▸ What you should do: Copy everything in the listing below word for word, apart from any images.
==== Raw data
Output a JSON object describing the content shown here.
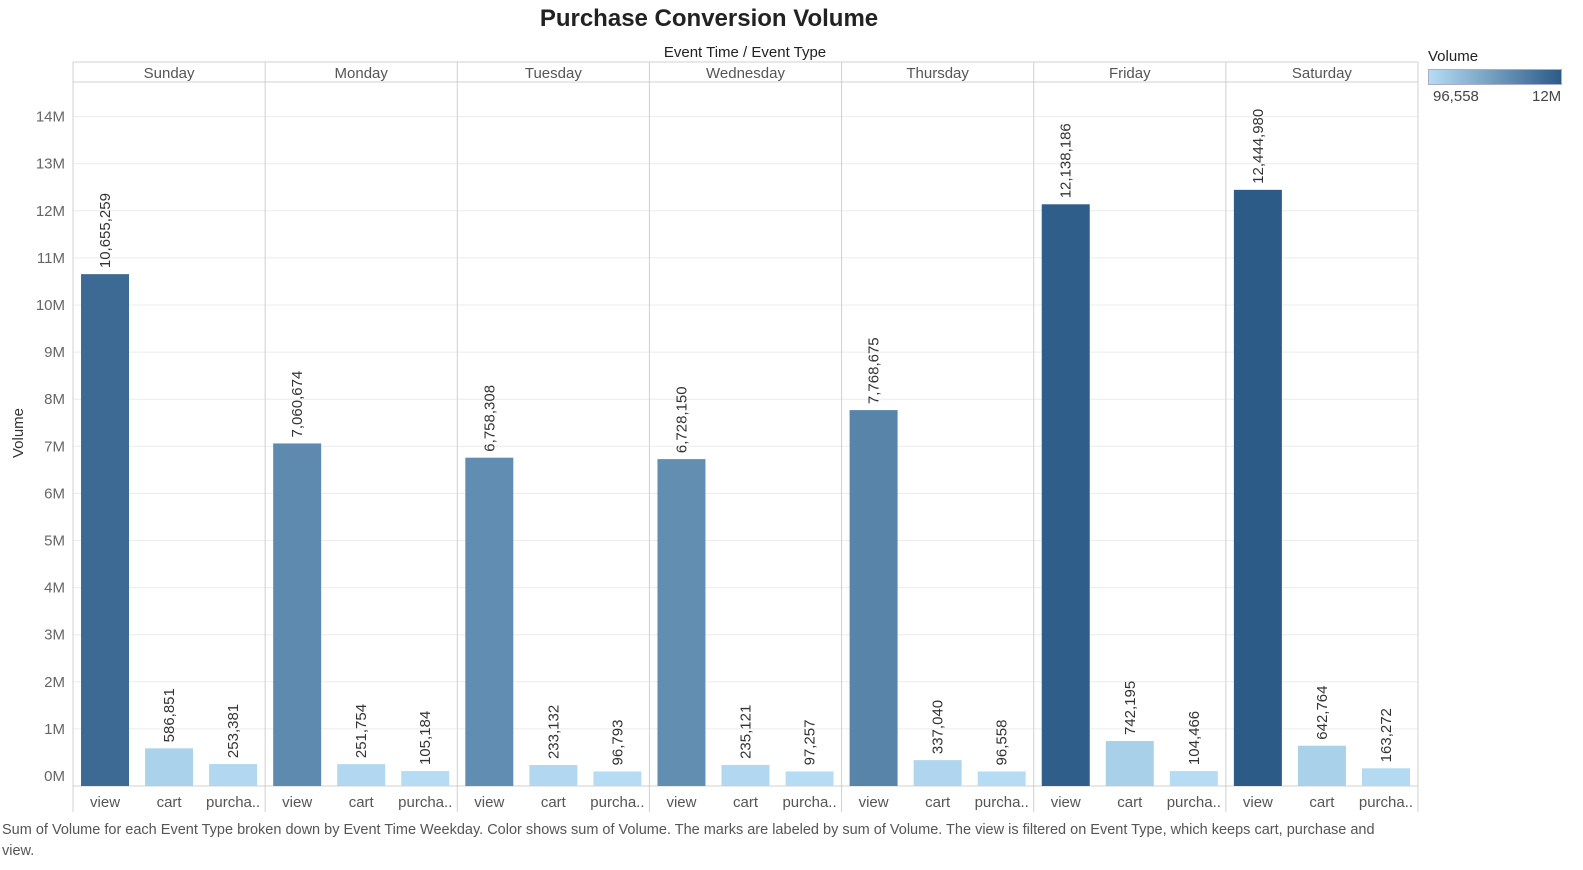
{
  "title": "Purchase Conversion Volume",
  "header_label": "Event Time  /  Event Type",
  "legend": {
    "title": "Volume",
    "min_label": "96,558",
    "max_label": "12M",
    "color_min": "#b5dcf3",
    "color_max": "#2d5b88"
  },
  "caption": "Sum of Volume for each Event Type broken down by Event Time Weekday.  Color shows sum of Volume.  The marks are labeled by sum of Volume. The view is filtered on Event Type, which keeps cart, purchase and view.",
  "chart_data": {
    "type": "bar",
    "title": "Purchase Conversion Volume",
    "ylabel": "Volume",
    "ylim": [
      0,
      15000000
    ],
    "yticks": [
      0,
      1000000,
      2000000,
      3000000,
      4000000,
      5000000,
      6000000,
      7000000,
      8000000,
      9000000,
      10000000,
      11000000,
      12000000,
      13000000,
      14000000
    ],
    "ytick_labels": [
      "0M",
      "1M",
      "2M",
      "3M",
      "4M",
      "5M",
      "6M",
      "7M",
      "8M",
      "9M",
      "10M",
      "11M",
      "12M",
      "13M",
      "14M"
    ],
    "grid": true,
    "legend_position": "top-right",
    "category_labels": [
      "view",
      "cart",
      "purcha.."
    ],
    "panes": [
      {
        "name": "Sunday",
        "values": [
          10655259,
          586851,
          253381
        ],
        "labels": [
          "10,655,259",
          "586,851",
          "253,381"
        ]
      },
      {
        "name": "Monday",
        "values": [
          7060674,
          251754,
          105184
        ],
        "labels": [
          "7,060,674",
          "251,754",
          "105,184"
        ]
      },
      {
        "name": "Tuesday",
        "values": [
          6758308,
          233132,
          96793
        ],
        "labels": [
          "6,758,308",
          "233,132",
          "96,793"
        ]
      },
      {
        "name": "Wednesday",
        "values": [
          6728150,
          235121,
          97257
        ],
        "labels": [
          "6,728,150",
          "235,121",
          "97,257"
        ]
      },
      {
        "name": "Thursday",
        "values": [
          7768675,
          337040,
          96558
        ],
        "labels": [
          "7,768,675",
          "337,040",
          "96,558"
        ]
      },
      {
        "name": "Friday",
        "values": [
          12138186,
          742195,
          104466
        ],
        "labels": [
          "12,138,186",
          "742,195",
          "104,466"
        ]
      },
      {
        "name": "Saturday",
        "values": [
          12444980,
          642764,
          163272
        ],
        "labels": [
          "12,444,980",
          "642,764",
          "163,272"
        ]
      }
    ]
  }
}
========
▸ Task result:
Output a JSON object describing the content shown here.
{
  "title": "Purchase Conversion Volume",
  "header_label": "Event Time  /  Event Type",
  "legend": {
    "title": "Volume",
    "min_label": "96,558",
    "max_label": "12M",
    "color_min": "#b5dcf3",
    "color_max": "#2d5b88"
  },
  "caption": "Sum of Volume for each Event Type broken down by Event Time Weekday.  Color shows sum of Volume.  The marks are labeled by sum of Volume. The view is filtered on Event Type, which keeps cart, purchase and view.",
  "chart_data": {
    "type": "bar",
    "title": "Purchase Conversion Volume",
    "ylabel": "Volume",
    "ylim": [
      0,
      15000000
    ],
    "yticks": [
      0,
      1000000,
      2000000,
      3000000,
      4000000,
      5000000,
      6000000,
      7000000,
      8000000,
      9000000,
      10000000,
      11000000,
      12000000,
      13000000,
      14000000
    ],
    "ytick_labels": [
      "0M",
      "1M",
      "2M",
      "3M",
      "4M",
      "5M",
      "6M",
      "7M",
      "8M",
      "9M",
      "10M",
      "11M",
      "12M",
      "13M",
      "14M"
    ],
    "grid": true,
    "legend_position": "top-right",
    "category_labels": [
      "view",
      "cart",
      "purcha.."
    ],
    "panes": [
      {
        "name": "Sunday",
        "values": [
          10655259,
          586851,
          253381
        ],
        "labels": [
          "10,655,259",
          "586,851",
          "253,381"
        ]
      },
      {
        "name": "Monday",
        "values": [
          7060674,
          251754,
          105184
        ],
        "labels": [
          "7,060,674",
          "251,754",
          "105,184"
        ]
      },
      {
        "name": "Tuesday",
        "values": [
          6758308,
          233132,
          96793
        ],
        "labels": [
          "6,758,308",
          "233,132",
          "96,793"
        ]
      },
      {
        "name": "Wednesday",
        "values": [
          6728150,
          235121,
          97257
        ],
        "labels": [
          "6,728,150",
          "235,121",
          "97,257"
        ]
      },
      {
        "name": "Thursday",
        "values": [
          7768675,
          337040,
          96558
        ],
        "labels": [
          "7,768,675",
          "337,040",
          "96,558"
        ]
      },
      {
        "name": "Friday",
        "values": [
          12138186,
          742195,
          104466
        ],
        "labels": [
          "12,138,186",
          "742,195",
          "104,466"
        ]
      },
      {
        "name": "Saturday",
        "values": [
          12444980,
          642764,
          163272
        ],
        "labels": [
          "12,444,980",
          "642,764",
          "163,272"
        ]
      }
    ]
  }
}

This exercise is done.